Copy out the rows below, putting "Locate" wherever "Localize" appears and leaving everything else unchanged.

/---

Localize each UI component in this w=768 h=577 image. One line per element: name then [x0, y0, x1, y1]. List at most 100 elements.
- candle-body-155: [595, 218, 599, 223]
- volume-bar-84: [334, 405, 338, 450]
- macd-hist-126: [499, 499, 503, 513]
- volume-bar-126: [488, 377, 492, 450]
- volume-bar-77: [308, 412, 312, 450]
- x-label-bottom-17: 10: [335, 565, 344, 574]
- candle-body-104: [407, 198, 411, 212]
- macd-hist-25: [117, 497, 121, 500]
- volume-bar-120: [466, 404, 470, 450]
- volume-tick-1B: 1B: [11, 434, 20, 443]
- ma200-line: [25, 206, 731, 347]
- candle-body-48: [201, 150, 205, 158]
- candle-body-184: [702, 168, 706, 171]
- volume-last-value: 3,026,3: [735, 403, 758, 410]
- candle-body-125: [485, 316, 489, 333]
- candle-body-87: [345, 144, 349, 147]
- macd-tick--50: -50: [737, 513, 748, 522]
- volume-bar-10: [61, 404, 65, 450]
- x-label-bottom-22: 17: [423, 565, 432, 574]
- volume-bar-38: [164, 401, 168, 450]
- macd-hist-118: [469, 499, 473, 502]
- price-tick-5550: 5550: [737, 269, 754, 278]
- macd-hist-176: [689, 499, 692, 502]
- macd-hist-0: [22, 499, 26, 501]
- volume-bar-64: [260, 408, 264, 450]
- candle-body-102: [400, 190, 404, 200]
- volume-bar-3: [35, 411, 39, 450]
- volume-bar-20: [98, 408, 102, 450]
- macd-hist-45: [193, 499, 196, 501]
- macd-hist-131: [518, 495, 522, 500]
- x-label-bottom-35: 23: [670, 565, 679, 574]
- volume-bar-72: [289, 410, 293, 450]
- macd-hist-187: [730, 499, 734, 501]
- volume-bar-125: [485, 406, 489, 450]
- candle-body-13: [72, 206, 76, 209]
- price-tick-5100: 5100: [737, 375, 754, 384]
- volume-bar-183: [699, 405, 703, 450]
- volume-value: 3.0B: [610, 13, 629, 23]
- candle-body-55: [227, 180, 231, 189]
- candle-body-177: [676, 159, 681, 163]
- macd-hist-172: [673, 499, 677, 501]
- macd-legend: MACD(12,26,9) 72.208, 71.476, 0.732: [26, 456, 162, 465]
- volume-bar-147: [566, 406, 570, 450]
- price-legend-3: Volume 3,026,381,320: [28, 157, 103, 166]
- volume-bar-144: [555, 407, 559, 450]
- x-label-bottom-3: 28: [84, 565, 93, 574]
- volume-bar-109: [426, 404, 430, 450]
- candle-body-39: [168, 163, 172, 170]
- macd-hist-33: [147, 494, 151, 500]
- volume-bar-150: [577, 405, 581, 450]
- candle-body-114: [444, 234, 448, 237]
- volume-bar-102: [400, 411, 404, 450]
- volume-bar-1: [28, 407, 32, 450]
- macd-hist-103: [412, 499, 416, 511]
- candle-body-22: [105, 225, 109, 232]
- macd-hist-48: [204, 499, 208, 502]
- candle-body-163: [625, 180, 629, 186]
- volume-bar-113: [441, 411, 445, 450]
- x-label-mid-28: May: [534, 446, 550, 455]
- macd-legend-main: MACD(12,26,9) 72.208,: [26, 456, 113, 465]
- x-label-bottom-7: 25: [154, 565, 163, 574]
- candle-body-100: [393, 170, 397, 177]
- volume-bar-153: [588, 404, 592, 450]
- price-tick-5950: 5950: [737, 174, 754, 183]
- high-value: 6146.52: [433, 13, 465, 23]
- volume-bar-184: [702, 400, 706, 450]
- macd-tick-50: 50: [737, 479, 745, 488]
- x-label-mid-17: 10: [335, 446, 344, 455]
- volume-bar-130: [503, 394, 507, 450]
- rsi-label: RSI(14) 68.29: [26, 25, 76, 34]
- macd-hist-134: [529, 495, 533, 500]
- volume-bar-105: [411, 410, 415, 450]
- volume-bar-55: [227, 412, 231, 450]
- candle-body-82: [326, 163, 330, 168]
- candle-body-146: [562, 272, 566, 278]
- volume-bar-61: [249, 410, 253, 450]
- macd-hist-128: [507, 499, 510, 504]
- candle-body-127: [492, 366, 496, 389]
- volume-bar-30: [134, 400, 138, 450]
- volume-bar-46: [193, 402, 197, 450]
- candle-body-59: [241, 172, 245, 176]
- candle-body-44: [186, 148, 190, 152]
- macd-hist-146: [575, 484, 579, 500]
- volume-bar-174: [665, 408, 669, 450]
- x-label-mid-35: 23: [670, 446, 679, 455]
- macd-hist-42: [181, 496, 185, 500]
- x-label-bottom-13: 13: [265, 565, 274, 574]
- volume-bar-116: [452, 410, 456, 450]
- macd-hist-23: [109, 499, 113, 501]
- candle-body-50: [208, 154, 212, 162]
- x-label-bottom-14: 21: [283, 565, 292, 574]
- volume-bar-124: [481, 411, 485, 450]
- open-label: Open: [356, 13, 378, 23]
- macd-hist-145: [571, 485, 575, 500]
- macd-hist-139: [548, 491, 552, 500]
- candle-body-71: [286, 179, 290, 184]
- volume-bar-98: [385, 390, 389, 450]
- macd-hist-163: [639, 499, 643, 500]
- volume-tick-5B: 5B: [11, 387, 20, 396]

\---

#### WRITTEN RESPONSE:
Locate each UI component in this w=768 h=577 image. One line per element: name then [x0, y0, x1, y1]. List at most 100 elements.
- candle-body-155: [595, 218, 599, 223]
- volume-bar-84: [334, 405, 338, 450]
- macd-hist-126: [499, 499, 503, 513]
- volume-bar-126: [488, 377, 492, 450]
- volume-bar-77: [308, 412, 312, 450]
- x-label-bottom-17: 10: [335, 565, 344, 574]
- candle-body-104: [407, 198, 411, 212]
- macd-hist-25: [117, 497, 121, 500]
- volume-bar-120: [466, 404, 470, 450]
- volume-tick-1B: 1B: [11, 434, 20, 443]
- ma200-line: [25, 206, 731, 347]
- candle-body-48: [201, 150, 205, 158]
- candle-body-184: [702, 168, 706, 171]
- volume-last-value: 3,026,3: [735, 403, 758, 410]
- candle-body-125: [485, 316, 489, 333]
- candle-body-87: [345, 144, 349, 147]
- macd-tick--50: -50: [737, 513, 748, 522]
- volume-bar-10: [61, 404, 65, 450]
- x-label-bottom-22: 17: [423, 565, 432, 574]
- volume-bar-38: [164, 401, 168, 450]
- macd-hist-118: [469, 499, 473, 502]
- price-tick-5550: 5550: [737, 269, 754, 278]
- macd-hist-176: [689, 499, 692, 502]
- macd-hist-0: [22, 499, 26, 501]
- volume-bar-64: [260, 408, 264, 450]
- candle-body-102: [400, 190, 404, 200]
- volume-bar-3: [35, 411, 39, 450]
- volume-bar-20: [98, 408, 102, 450]
- macd-hist-45: [193, 499, 196, 501]
- macd-hist-131: [518, 495, 522, 500]
- x-label-bottom-35: 23: [670, 565, 679, 574]
- volume-bar-72: [289, 410, 293, 450]
- macd-hist-187: [730, 499, 734, 501]
- volume-bar-125: [485, 406, 489, 450]
- candle-body-13: [72, 206, 76, 209]
- price-tick-5100: 5100: [737, 375, 754, 384]
- volume-bar-183: [699, 405, 703, 450]
- volume-value: 3.0B: [610, 13, 629, 23]
- candle-body-55: [227, 180, 231, 189]
- candle-body-177: [676, 159, 681, 163]
- macd-hist-172: [673, 499, 677, 501]
- macd-legend: MACD(12,26,9) 72.208, 71.476, 0.732: [26, 456, 162, 465]
- volume-bar-147: [566, 406, 570, 450]
- price-legend-3: Volume 3,026,381,320: [28, 157, 103, 166]
- volume-bar-144: [555, 407, 559, 450]
- x-label-bottom-3: 28: [84, 565, 93, 574]
- volume-bar-109: [426, 404, 430, 450]
- candle-body-39: [168, 163, 172, 170]
- macd-hist-33: [147, 494, 151, 500]
- volume-bar-150: [577, 405, 581, 450]
- candle-body-114: [444, 234, 448, 237]
- volume-bar-102: [400, 411, 404, 450]
- volume-bar-1: [28, 407, 32, 450]
- macd-hist-103: [412, 499, 416, 511]
- candle-body-22: [105, 225, 109, 232]
- macd-hist-48: [204, 499, 208, 502]
- candle-body-163: [625, 180, 629, 186]
- volume-bar-113: [441, 411, 445, 450]
- x-label-mid-28: May: [534, 446, 550, 455]
- macd-legend-main: MACD(12,26,9) 72.208,: [26, 456, 113, 465]
- x-label-bottom-7: 25: [154, 565, 163, 574]
- candle-body-100: [393, 170, 397, 177]
- volume-bar-153: [588, 404, 592, 450]
- price-tick-5950: 5950: [737, 174, 754, 183]
- high-value: 6146.52: [433, 13, 465, 23]
- volume-bar-184: [702, 400, 706, 450]
- macd-tick-50: 50: [737, 479, 745, 488]
- x-label-mid-17: 10: [335, 446, 344, 455]
- volume-bar-130: [503, 394, 507, 450]
- rsi-label: RSI(14) 68.29: [26, 25, 76, 34]
- macd-hist-134: [529, 495, 533, 500]
- volume-bar-105: [411, 410, 415, 450]
- volume-bar-55: [227, 412, 231, 450]
- candle-body-82: [326, 163, 330, 168]
- candle-body-146: [562, 272, 566, 278]
- volume-bar-61: [249, 410, 253, 450]
- macd-hist-128: [507, 499, 510, 504]
- candle-body-127: [492, 366, 496, 389]
- volume-bar-30: [134, 400, 138, 450]
- volume-bar-46: [193, 402, 197, 450]
- candle-body-59: [241, 172, 245, 176]
- candle-body-44: [186, 148, 190, 152]
- macd-hist-146: [575, 484, 579, 500]
- volume-bar-174: [665, 408, 669, 450]
- x-label-mid-35: 23: [670, 446, 679, 455]
- macd-hist-42: [181, 496, 185, 500]
- x-label-bottom-13: 13: [265, 565, 274, 574]
- volume-bar-116: [452, 410, 456, 450]
- macd-hist-23: [109, 499, 113, 501]
- candle-body-50: [208, 154, 212, 162]
- x-label-bottom-14: 21: [283, 565, 292, 574]
- volume-bar-124: [481, 411, 485, 450]
- open-label: Open: [356, 13, 378, 23]
- macd-hist-145: [571, 485, 575, 500]
- macd-hist-139: [548, 491, 552, 500]
- candle-body-71: [286, 179, 290, 184]
- volume-bar-98: [385, 390, 389, 450]
- macd-hist-163: [639, 499, 643, 500]
- volume-tick-5B: 5B: [11, 387, 20, 396]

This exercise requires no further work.